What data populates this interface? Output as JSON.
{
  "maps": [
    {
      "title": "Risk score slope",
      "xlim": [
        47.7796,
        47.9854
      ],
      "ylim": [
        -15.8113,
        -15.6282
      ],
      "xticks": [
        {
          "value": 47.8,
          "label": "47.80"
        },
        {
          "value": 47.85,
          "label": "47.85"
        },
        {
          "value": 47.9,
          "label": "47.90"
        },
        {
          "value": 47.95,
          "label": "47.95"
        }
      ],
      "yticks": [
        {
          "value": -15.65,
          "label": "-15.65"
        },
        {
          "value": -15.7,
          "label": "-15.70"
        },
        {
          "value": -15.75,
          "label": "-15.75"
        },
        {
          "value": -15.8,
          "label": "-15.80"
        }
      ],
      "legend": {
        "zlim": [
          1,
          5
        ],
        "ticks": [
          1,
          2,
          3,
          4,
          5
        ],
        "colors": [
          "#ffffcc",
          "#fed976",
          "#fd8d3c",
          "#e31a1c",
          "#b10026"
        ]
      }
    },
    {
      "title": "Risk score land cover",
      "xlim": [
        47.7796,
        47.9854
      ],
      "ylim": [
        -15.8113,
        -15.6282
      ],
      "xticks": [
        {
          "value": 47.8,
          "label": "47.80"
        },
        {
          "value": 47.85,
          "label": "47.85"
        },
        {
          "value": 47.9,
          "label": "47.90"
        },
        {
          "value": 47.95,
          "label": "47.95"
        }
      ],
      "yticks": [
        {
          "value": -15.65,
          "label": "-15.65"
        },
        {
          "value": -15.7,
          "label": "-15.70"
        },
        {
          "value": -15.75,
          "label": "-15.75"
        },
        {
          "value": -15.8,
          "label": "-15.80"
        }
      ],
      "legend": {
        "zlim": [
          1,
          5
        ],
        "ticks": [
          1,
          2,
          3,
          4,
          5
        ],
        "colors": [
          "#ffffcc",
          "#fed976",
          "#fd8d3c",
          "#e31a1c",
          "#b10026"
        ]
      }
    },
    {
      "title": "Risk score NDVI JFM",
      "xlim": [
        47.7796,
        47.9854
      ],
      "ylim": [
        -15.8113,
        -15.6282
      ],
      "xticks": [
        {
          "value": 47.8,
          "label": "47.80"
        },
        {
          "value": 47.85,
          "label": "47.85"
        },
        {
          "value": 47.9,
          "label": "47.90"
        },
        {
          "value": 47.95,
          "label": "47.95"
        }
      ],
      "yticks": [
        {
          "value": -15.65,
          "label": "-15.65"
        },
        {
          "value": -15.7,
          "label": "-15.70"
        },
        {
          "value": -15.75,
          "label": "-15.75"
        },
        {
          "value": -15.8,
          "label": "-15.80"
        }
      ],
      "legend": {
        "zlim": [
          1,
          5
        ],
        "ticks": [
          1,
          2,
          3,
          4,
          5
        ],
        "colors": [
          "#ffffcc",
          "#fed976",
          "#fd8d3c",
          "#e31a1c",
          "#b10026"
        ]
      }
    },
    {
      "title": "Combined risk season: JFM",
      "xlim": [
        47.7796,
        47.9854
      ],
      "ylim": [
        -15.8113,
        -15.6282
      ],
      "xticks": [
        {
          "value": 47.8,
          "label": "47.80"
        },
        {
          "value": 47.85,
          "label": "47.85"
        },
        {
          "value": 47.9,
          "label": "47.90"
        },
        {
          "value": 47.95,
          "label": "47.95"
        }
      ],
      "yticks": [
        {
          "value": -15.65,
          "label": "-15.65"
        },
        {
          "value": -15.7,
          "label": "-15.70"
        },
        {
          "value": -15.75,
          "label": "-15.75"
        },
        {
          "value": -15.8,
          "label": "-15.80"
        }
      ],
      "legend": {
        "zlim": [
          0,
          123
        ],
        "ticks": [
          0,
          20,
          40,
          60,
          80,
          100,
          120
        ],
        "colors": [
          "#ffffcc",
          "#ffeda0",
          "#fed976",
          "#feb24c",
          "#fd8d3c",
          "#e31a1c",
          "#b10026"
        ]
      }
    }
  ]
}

******

Extract all of the material exactly as it is written.

What data populates this interface? Output as JSON.
{
  "maps": [
    {
      "title": "Risk score slope",
      "xlim": [
        47.7796,
        47.9854
      ],
      "ylim": [
        -15.8113,
        -15.6282
      ],
      "xticks": [
        {
          "value": 47.8,
          "label": "47.80"
        },
        {
          "value": 47.85,
          "label": "47.85"
        },
        {
          "value": 47.9,
          "label": "47.90"
        },
        {
          "value": 47.95,
          "label": "47.95"
        }
      ],
      "yticks": [
        {
          "value": -15.65,
          "label": "-15.65"
        },
        {
          "value": -15.7,
          "label": "-15.70"
        },
        {
          "value": -15.75,
          "label": "-15.75"
        },
        {
          "value": -15.8,
          "label": "-15.80"
        }
      ],
      "legend": {
        "zlim": [
          1,
          5
        ],
        "ticks": [
          1,
          2,
          3,
          4,
          5
        ],
        "colors": [
          "#ffffcc",
          "#fed976",
          "#fd8d3c",
          "#e31a1c",
          "#b10026"
        ]
      }
    },
    {
      "title": "Risk score land cover",
      "xlim": [
        47.7796,
        47.9854
      ],
      "ylim": [
        -15.8113,
        -15.6282
      ],
      "xticks": [
        {
          "value": 47.8,
          "label": "47.80"
        },
        {
          "value": 47.85,
          "label": "47.85"
        },
        {
          "value": 47.9,
          "label": "47.90"
        },
        {
          "value": 47.95,
          "label": "47.95"
        }
      ],
      "yticks": [
        {
          "value": -15.65,
          "label": "-15.65"
        },
        {
          "value": -15.7,
          "label": "-15.70"
        },
        {
          "value": -15.75,
          "label": "-15.75"
        },
        {
          "value": -15.8,
          "label": "-15.80"
        }
      ],
      "legend": {
        "zlim": [
          1,
          5
        ],
        "ticks": [
          1,
          2,
          3,
          4,
          5
        ],
        "colors": [
          "#ffffcc",
          "#fed976",
          "#fd8d3c",
          "#e31a1c",
          "#b10026"
        ]
      }
    },
    {
      "title": "Risk score NDVI JFM",
      "xlim": [
        47.7796,
        47.9854
      ],
      "ylim": [
        -15.8113,
        -15.6282
      ],
      "xticks": [
        {
          "value": 47.8,
          "label": "47.80"
        },
        {
          "value": 47.85,
          "label": "47.85"
        },
        {
          "value": 47.9,
          "label": "47.90"
        },
        {
          "value": 47.95,
          "label": "47.95"
        }
      ],
      "yticks": [
        {
          "value": -15.65,
          "label": "-15.65"
        },
        {
          "value": -15.7,
          "label": "-15.70"
        },
        {
          "value": -15.75,
          "label": "-15.75"
        },
        {
          "value": -15.8,
          "label": "-15.80"
        }
      ],
      "legend": {
        "zlim": [
          1,
          5
        ],
        "ticks": [
          1,
          2,
          3,
          4,
          5
        ],
        "colors": [
          "#ffffcc",
          "#fed976",
          "#fd8d3c",
          "#e31a1c",
          "#b10026"
        ]
      }
    },
    {
      "title": "Combined risk season: JFM",
      "xlim": [
        47.7796,
        47.9854
      ],
      "ylim": [
        -15.8113,
        -15.6282
      ],
      "xticks": [
        {
          "value": 47.8,
          "label": "47.80"
        },
        {
          "value": 47.85,
          "label": "47.85"
        },
        {
          "value": 47.9,
          "label": "47.90"
        },
        {
          "value": 47.95,
          "label": "47.95"
        }
      ],
      "yticks": [
        {
          "value": -15.65,
          "label": "-15.65"
        },
        {
          "value": -15.7,
          "label": "-15.70"
        },
        {
          "value": -15.75,
          "label": "-15.75"
        },
        {
          "value": -15.8,
          "label": "-15.80"
        }
      ],
      "legend": {
        "zlim": [
          0,
          123
        ],
        "ticks": [
          0,
          20,
          40,
          60,
          80,
          100,
          120
        ],
        "colors": [
          "#ffffcc",
          "#ffeda0",
          "#fed976",
          "#feb24c",
          "#fd8d3c",
          "#e31a1c",
          "#b10026"
        ]
      }
    }
  ]
}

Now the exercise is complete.